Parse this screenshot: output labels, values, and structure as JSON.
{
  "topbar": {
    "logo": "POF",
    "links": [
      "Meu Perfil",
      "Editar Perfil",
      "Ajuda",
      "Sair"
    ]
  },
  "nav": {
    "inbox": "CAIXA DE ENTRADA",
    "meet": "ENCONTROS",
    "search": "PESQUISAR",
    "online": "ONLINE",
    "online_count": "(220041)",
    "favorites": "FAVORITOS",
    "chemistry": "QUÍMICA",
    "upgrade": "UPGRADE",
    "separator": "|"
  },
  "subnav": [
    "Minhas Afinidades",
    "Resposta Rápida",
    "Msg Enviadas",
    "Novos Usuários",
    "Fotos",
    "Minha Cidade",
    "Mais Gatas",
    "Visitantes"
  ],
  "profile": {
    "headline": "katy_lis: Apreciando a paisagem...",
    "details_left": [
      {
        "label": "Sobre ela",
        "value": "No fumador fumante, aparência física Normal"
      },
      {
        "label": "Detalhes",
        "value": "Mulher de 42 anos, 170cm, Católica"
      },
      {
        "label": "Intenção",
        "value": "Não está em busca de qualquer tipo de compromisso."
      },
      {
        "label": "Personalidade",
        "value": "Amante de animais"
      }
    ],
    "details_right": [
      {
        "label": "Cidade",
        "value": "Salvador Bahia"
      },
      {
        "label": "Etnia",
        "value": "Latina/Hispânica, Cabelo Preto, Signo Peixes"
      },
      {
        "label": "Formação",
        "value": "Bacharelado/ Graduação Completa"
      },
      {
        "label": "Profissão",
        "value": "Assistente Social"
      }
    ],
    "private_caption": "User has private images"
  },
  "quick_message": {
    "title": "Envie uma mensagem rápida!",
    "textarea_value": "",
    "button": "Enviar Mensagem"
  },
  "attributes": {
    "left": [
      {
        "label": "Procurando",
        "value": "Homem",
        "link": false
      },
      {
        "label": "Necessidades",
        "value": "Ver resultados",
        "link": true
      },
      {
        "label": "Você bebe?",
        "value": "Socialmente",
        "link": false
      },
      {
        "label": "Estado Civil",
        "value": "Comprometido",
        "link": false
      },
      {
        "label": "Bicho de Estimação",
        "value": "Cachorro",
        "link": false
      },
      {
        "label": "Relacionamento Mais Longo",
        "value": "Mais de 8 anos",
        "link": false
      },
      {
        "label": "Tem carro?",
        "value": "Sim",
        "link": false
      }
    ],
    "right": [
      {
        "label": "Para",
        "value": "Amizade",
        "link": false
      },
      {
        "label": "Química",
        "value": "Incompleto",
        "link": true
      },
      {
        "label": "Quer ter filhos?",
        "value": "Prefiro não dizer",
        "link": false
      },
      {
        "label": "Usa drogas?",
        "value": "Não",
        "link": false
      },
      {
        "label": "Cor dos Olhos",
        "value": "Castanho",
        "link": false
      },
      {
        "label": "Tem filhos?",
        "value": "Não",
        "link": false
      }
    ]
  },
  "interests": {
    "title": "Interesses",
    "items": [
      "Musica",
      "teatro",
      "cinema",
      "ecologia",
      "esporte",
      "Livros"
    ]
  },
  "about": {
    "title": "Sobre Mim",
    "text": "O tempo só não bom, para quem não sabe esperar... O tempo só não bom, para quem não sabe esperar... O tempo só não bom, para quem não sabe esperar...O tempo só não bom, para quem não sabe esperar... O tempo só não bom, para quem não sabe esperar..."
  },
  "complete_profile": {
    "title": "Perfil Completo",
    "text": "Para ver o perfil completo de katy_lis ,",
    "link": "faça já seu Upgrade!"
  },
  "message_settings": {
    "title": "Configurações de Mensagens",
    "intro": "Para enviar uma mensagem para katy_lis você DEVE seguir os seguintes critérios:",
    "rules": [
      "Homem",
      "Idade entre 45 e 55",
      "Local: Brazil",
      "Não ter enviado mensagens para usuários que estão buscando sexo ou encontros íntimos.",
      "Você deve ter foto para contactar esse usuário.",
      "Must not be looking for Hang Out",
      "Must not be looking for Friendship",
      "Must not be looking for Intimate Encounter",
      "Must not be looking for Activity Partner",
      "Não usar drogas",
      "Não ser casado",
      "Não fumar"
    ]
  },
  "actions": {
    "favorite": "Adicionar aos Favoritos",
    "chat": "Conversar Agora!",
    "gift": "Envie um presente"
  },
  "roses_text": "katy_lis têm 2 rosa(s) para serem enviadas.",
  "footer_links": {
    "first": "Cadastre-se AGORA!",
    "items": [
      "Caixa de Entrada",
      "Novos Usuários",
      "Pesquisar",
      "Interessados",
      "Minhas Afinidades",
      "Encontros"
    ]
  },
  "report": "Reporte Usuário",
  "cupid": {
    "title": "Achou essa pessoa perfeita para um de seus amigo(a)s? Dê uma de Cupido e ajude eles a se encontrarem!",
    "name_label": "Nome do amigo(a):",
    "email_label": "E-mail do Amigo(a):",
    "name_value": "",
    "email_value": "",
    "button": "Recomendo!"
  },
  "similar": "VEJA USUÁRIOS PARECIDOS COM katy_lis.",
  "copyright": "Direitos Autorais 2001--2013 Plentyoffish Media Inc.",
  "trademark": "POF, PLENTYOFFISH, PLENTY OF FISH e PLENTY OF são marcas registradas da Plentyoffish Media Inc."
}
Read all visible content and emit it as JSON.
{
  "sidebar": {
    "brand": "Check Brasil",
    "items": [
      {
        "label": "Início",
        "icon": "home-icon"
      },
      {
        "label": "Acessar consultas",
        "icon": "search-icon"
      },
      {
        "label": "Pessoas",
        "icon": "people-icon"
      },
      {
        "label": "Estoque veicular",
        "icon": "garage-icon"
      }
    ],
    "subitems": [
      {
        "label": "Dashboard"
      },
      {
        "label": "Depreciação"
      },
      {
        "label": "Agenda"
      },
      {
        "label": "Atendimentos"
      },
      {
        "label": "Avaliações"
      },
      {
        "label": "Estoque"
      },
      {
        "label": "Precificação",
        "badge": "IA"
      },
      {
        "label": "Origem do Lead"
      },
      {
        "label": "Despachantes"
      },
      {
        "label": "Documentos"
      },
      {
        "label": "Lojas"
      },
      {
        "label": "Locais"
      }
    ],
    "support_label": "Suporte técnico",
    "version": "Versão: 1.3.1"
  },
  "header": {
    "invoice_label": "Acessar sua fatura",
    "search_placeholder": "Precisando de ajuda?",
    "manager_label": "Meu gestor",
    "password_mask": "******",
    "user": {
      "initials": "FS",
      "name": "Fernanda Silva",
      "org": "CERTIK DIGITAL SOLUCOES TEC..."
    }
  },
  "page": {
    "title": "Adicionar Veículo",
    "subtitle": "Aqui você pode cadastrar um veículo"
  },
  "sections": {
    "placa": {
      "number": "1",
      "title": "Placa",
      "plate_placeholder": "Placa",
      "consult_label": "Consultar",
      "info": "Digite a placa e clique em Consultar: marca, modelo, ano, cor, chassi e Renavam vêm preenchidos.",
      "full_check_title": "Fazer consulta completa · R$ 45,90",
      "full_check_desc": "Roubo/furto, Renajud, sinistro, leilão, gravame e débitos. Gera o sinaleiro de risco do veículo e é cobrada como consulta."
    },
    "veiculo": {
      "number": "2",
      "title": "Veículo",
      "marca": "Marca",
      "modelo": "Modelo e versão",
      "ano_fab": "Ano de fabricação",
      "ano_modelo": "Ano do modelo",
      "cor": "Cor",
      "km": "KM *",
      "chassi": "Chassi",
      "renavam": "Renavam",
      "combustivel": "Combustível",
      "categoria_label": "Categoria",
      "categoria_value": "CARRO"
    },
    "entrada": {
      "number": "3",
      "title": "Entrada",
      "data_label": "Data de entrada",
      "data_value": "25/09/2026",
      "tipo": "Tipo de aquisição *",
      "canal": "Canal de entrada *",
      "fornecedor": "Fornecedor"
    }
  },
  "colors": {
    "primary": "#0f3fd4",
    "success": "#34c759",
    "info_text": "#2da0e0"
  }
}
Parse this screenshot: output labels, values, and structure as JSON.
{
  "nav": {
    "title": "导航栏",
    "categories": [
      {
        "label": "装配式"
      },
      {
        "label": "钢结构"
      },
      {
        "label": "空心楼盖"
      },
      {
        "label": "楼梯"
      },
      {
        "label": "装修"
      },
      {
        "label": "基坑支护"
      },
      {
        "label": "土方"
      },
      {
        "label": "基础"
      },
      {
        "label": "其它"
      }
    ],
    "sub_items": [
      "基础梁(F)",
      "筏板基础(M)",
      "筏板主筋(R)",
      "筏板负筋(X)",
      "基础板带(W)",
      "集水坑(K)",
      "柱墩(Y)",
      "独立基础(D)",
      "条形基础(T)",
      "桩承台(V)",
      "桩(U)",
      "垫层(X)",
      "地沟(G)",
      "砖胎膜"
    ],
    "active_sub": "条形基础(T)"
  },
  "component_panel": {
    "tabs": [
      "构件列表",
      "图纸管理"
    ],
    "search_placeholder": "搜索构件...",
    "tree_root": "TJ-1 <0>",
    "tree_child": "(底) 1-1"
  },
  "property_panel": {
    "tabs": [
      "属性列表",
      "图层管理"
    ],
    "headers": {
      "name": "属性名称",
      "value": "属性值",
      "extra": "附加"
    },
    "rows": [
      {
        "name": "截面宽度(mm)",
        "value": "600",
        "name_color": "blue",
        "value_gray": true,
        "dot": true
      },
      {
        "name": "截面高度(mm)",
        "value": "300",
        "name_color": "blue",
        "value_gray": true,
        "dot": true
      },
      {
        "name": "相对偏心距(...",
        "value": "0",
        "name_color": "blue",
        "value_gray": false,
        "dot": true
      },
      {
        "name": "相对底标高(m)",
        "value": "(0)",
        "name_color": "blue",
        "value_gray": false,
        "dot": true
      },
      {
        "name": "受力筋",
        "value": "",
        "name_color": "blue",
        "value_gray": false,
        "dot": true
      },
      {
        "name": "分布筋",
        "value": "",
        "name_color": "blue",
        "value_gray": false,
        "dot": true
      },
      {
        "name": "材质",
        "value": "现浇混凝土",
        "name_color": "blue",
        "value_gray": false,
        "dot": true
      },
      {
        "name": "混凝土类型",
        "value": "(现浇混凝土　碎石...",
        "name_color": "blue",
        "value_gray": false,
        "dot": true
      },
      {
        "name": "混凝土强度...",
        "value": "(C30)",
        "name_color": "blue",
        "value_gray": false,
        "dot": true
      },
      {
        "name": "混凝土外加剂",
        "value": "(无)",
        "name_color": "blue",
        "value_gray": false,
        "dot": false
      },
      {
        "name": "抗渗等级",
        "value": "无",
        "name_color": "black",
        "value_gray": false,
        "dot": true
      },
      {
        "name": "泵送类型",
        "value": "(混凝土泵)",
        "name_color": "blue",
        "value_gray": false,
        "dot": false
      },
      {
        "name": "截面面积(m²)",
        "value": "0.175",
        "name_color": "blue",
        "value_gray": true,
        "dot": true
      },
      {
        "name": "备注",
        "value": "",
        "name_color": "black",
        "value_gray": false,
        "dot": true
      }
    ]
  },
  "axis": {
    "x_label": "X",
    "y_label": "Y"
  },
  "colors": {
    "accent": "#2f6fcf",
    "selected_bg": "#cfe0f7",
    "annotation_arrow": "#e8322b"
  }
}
◇ ◇ ◇
_Exercise aim_:
A single figure is required: the number of lines above in which the word "Envie" occurs.

_In response_:
2